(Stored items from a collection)
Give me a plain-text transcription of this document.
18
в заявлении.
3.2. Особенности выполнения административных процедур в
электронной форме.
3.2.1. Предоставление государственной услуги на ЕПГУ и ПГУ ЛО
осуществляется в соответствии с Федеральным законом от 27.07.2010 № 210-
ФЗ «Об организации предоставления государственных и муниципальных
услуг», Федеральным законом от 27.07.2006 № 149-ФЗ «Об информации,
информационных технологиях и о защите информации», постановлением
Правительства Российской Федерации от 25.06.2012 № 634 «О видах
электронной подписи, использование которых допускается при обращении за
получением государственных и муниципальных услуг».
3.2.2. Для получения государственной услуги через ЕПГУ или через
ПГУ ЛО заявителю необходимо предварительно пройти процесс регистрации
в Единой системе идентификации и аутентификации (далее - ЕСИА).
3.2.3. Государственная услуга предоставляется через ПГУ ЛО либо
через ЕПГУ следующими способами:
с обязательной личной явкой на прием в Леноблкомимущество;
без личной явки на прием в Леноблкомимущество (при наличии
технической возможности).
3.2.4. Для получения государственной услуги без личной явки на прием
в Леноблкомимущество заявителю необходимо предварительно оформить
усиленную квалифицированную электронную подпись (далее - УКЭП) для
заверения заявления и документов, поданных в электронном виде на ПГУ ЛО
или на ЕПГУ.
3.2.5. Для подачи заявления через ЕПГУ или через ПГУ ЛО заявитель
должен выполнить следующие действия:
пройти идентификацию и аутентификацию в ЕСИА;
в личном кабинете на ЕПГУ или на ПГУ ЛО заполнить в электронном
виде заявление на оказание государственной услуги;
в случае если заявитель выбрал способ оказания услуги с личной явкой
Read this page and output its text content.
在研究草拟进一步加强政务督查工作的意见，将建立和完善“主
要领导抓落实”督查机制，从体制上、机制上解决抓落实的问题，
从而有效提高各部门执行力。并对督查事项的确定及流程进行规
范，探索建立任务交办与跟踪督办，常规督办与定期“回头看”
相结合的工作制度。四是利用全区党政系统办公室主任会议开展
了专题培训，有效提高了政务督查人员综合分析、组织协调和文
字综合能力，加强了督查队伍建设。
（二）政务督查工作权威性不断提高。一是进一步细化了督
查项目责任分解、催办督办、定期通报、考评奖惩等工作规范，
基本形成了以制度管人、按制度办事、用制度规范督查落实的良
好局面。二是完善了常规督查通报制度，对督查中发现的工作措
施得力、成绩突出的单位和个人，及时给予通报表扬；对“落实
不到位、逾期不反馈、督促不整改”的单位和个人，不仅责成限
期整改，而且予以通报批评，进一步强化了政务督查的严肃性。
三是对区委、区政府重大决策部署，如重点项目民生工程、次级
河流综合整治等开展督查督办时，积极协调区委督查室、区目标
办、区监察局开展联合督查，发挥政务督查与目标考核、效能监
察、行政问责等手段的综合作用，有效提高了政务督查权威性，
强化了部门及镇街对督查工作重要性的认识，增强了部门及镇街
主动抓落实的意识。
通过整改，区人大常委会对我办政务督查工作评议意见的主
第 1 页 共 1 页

__AIM OF THE TASK__.
Reply with one number: the count of lines in the entries that include the word "государственной".

__WRITTEN RESPONSE__.
4